### GIVEN TASK
Look through the listing and locate every line containing the word "children"; copy those lines.

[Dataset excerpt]
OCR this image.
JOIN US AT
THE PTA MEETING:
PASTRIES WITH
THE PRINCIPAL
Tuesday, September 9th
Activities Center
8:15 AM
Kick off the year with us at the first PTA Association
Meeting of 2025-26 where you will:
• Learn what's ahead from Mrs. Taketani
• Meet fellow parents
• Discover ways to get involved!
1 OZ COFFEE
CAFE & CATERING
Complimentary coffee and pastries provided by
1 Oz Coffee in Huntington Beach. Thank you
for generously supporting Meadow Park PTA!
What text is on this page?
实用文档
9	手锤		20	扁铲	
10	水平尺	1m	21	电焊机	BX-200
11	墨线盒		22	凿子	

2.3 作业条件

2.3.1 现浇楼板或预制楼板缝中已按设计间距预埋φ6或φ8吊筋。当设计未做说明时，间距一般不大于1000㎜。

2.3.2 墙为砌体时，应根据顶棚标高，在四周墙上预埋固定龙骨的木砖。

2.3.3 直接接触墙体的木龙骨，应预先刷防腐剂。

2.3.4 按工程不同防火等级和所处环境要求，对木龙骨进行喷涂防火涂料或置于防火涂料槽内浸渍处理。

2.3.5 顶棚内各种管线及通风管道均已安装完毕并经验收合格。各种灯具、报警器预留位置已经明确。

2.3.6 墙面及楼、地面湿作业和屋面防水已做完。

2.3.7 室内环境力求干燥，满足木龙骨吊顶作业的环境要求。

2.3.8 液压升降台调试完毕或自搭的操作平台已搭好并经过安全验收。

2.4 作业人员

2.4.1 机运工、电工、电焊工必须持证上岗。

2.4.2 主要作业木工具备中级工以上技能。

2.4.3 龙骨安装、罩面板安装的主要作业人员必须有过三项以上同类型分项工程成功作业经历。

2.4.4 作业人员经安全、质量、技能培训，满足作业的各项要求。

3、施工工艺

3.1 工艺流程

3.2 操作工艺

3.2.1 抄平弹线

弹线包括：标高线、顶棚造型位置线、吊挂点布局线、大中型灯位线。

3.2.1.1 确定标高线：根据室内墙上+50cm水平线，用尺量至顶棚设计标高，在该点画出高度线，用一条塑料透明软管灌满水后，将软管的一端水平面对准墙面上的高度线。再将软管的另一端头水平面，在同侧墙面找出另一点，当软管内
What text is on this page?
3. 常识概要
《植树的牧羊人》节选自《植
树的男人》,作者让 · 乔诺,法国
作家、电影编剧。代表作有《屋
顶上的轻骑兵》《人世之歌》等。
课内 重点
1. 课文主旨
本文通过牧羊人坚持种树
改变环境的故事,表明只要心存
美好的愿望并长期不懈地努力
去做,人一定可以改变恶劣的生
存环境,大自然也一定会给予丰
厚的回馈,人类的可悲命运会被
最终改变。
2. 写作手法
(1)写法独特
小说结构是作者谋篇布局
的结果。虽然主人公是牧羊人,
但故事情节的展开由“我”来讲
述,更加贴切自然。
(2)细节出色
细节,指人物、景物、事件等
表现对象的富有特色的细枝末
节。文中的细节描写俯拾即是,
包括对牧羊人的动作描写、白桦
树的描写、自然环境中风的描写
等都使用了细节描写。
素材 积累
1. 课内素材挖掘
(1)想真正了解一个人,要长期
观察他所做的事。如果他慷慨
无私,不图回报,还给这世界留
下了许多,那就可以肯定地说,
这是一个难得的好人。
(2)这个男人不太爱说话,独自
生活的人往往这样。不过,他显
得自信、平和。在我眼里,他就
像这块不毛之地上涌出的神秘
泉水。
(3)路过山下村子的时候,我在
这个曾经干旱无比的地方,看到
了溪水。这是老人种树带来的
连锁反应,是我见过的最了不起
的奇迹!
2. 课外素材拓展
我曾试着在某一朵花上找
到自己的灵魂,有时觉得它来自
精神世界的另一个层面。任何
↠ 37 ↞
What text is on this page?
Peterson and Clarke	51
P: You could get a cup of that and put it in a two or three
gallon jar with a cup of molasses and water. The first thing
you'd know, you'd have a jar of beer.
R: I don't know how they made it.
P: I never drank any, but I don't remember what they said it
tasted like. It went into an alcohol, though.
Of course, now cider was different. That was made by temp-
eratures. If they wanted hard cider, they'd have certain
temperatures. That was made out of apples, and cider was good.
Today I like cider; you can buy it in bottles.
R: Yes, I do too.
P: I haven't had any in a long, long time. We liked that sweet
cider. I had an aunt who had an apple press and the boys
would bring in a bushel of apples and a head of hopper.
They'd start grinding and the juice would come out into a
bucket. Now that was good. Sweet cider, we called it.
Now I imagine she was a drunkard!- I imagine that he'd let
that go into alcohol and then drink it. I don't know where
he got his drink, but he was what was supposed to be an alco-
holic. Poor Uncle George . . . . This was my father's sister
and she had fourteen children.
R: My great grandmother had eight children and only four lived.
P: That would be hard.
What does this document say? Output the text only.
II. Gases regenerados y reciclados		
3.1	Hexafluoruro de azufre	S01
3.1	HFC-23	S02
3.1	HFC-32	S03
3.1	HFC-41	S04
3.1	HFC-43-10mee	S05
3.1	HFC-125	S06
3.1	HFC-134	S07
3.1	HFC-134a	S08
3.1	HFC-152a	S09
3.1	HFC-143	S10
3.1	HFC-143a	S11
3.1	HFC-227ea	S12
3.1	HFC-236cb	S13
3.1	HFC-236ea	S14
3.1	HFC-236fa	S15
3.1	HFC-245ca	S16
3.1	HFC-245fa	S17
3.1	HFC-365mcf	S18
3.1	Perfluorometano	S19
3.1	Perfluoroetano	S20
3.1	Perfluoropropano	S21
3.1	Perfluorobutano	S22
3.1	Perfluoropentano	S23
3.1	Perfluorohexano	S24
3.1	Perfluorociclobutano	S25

### THE RESULT
and she had fourteen children.
R: My great grandmother had eight children and only four lived.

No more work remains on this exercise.